Brief
Each record needs to be echoed exactly; can you do that?

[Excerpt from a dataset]
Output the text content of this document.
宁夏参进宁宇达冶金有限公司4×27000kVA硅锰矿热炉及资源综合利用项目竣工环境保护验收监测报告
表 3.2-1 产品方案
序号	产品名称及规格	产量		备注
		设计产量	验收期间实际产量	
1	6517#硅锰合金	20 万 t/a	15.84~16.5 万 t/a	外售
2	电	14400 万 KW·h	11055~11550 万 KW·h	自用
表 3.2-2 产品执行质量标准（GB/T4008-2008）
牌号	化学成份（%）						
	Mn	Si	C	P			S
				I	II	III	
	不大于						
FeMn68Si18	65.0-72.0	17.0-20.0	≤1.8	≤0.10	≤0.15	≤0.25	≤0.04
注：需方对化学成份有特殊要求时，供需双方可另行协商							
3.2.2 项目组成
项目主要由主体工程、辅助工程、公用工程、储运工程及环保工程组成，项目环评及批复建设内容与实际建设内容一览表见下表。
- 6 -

Result of this task
Output the text content of this document.
宁夏参进宁宇达冶金有限公司4×27000kVA硅锰矿热炉及资源综合利用项目竣工环境保护验收监测报告
表 3.2-1 产品方案
序号	产品名称及规格	产量		备注
		设计产量	验收期间实际产量	
1	6517#硅锰合金	20 万 t/a	15.84~16.5 万 t/a	外售
2	电	14400 万 KW·h	11055~11550 万 KW·h	自用
表 3.2-2 产品执行质量标准（GB/T4008-2008）
牌号	化学成份（%）						
	Mn	Si	C	P			S
				I	II	III	
	不大于						
FeMn68Si18	65.0-72.0	17.0-20.0	≤1.8	≤0.10	≤0.15	≤0.25	≤0.04
注：需方对化学成份有特殊要求时，供需双方可另行协商							
3.2.2 项目组成
项目主要由主体工程、辅助工程、公用工程、储运工程及环保工程组成，项目环评及批复建设内容与实际建设内容一览表见下表。
- 6 -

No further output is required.